» Aim:
The records below must be transcribed exactly. Do not include the pictures.
=== Data supplied ===
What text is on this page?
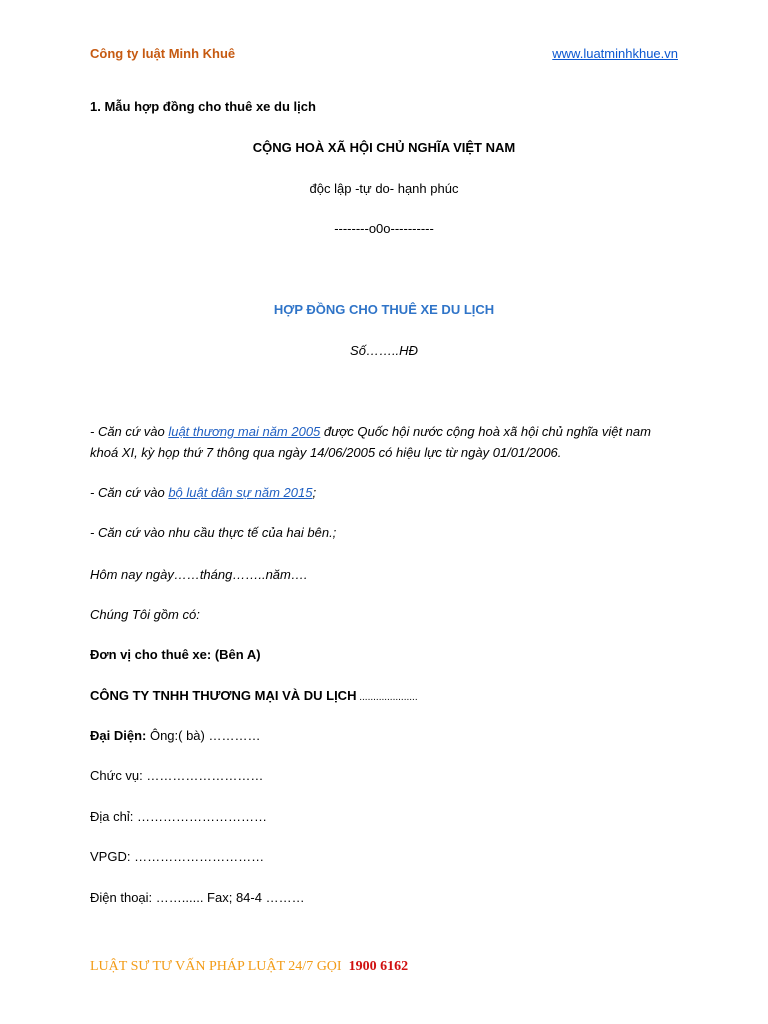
Công ty luật Minh Khuê	www.luatminhkhue.vn
1. Mẫu hợp đồng cho thuê xe du lịch
CỘNG HOÀ XÃ HỘI CHỦ NGHĨA VIỆT NAM
độc lập -tự do- hạnh phúc
--------o0o----------
HỢP ĐỒNG CHO THUÊ XE DU LỊCH
Số……..HĐ
- Căn cứ vào luật thương mai năm 2005 được Quốc hội nước cộng hoà xã hội chủ nghĩa việt nam khoá XI, kỳ họp thứ 7 thông qua ngày 14/06/2005 có hiệu lực từ ngày 01/01/2006.
- Căn cứ vào bộ luật dân sự năm 2015;
- Căn cứ vào nhu cầu thực tế của hai bên.;
Hôm nay ngày……tháng……..năm….
Chúng Tôi gồm có:
Đơn vị cho thuê xe: (Bên A)
CÔNG TY TNHH THƯƠNG MẠI VÀ DU LỊCH .....................
Đại Diện: Ông:( bà) …………
Chức vụ: ………………………
Địa chỉ: …………………………
VPGD: …………………………
Điện thoại: ……...... Fax; 84-4 ………
LUẬT SƯ TƯ VẤN PHÁP LUẬT 24/7 GỌI 1900 6162
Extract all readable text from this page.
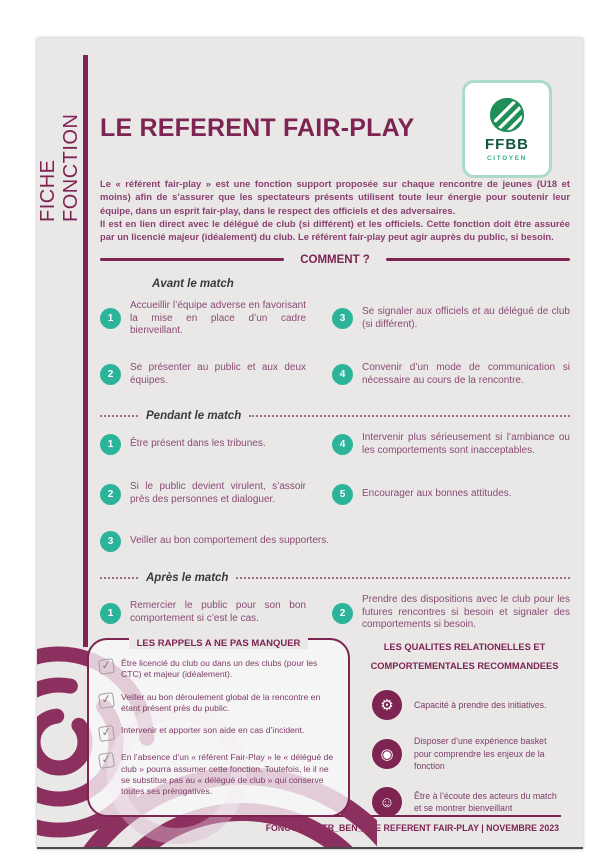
FICHE FONCTION	FFBB
CITOYEN
LE REFERENT FAIR-PLAY

Le « référent fair-play » est une fonction support proposée sur chaque rencontre de jeunes (U18 et moins) afin de s’assurer que les spectateurs présents utilisent toute leur énergie pour soutenir leur équipe, dans un esprit fair-play, dans le respect des officiels et des adversaires.

Il est en lien direct avec le délégué de club (si différent) et les officiels. Cette fonction doit être assurée par un licencié majeur (idéalement) du club. Le référent fair-play peut agir auprès du public, si besoin.

COMMENT ?
Avant le match
1

Accueillir l’équipe adverse en favorisant la mise en place d’un cadre bienveillant.

3

Se signaler aux officiels et au délégué de club (si différent).

2

Se présenter au public et aux deux équipes.	4

Convenir d’un mode de communication si nécessaire au cours de la rencontre.

Pendant le match
1	Être présent dans les tribunes.	4

Intervenir plus sérieusement si l’ambiance ou les comportements sont inacceptables.

2

Si le public devient virulent, s’assoir près des personnes et dialoguer.	5	Encourager aux bonnes attitudes.

3	Veiller au bon comportement des supporters.

Après le match
1

Remercier le public pour son bon comportement si c’est le cas.	2

Prendre des dispositions avec le club pour les futures rencontres si besoin et signaler des comportements si besoin.

LES RAPPELS A NE PAS MANQUER
✓

Être licencié du club ou dans un des clubs (pour les CTC) et majeur (idéalement).

✓

Veiller au bon déroulement global de la rencontre en étant présent près du public.

✓

Intervenir et apporter son aide en cas d’incident.

✓

En l’absence d’un « référent Fair-Play » le « délégué de club » pourra assumer cette fonction. Toutefois, le il ne se substitue pas au « délégué de club » qui conserve toutes ses prérogatives.

LES QUALITES RELATIONELLES ET
COMPORTEMENTALES RECOMMANDEES
⚙	Capacité à prendre des initiatives.

◉

Disposer d’une expérience basket pour comprendre les enjeux de la fonction

☺	Être à l’écoute des acteurs du match et se montrer bienveillant

FONCTION_STR_BEN_2 LE REFERENT FAIR-PLAY | NOVEMBRE 2023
===
» Exercise answer:
What text is on this page?
Công ty luật Minh Khuê	www.luatminhkhue.vn
1. Mẫu hợp đồng cho thuê xe du lịch
CỘNG HOÀ XÃ HỘI CHỦ NGHĨA VIỆT NAM
độc lập -tự do- hạnh phúc
--------o0o----------
HỢP ĐỒNG CHO THUÊ XE DU LỊCH
Số……..HĐ
- Căn cứ vào luật thương mai năm 2005 được Quốc hội nước cộng hoà xã hội chủ nghĩa việt nam khoá XI, kỳ họp thứ 7 thông qua ngày 14/06/2005 có hiệu lực từ ngày 01/01/2006.
- Căn cứ vào bộ luật dân sự năm 2015;
- Căn cứ vào nhu cầu thực tế của hai bên.;
Hôm nay ngày……tháng……..năm….
Chúng Tôi gồm có:
Đơn vị cho thuê xe: (Bên A)
CÔNG TY TNHH THƯƠNG MẠI VÀ DU LỊCH .....................
Đại Diện: Ông:( bà) …………
Chức vụ: ………………………
Địa chỉ: …………………………
VPGD: …………………………
Điện thoại: ……...... Fax; 84-4 ………
LUẬT SƯ TƯ VẤN PHÁP LUẬT 24/7 GỌI 1900 6162
Extract all readable text from this page.
FICHE FONCTION	FFBB
CITOYEN
LE REFERENT FAIR-PLAY

Le « référent fair-play » est une fonction support proposée sur chaque rencontre de jeunes (U18 et moins) afin de s’assurer que les spectateurs présents utilisent toute leur énergie pour soutenir leur équipe, dans un esprit fair-play, dans le respect des officiels et des adversaires.

Il est en lien direct avec le délégué de club (si différent) et les officiels. Cette fonction doit être assurée par un licencié majeur (idéalement) du club. Le référent fair-play peut agir auprès du public, si besoin.

COMMENT ?
Avant le match
1

Accueillir l’équipe adverse en favorisant la mise en place d’un cadre bienveillant.

3

Se signaler aux officiels et au délégué de club (si différent).

2

Se présenter au public et aux deux équipes.	4

Convenir d’un mode de communication si nécessaire au cours de la rencontre.

Pendant le match
1	Être présent dans les tribunes.	4

Intervenir plus sérieusement si l’ambiance ou les comportements sont inacceptables.

2

Si le public devient virulent, s’assoir près des personnes et dialoguer.	5	Encourager aux bonnes attitudes.

3	Veiller au bon comportement des supporters.

Après le match
1

Remercier le public pour son bon comportement si c’est le cas.	2

Prendre des dispositions avec le club pour les futures rencontres si besoin et signaler des comportements si besoin.

LES RAPPELS A NE PAS MANQUER
✓

Être licencié du club ou dans un des clubs (pour les CTC) et majeur (idéalement).

✓

Veiller au bon déroulement global de la rencontre en étant présent près du public.

✓

Intervenir et apporter son aide en cas d’incident.

✓

En l’absence d’un « référent Fair-Play » le « délégué de club » pourra assumer cette fonction. Toutefois, le il ne se substitue pas au « délégué de club » qui conserve toutes ses prérogatives.

LES QUALITES RELATIONELLES ET
COMPORTEMENTALES RECOMMANDEES
⚙	Capacité à prendre des initiatives.

◉

Disposer d’une expérience basket pour comprendre les enjeux de la fonction

☺	Être à l’écoute des acteurs du match et se montrer bienveillant

FONCTION_STR_BEN_2 LE REFERENT FAIR-PLAY | NOVEMBRE 2023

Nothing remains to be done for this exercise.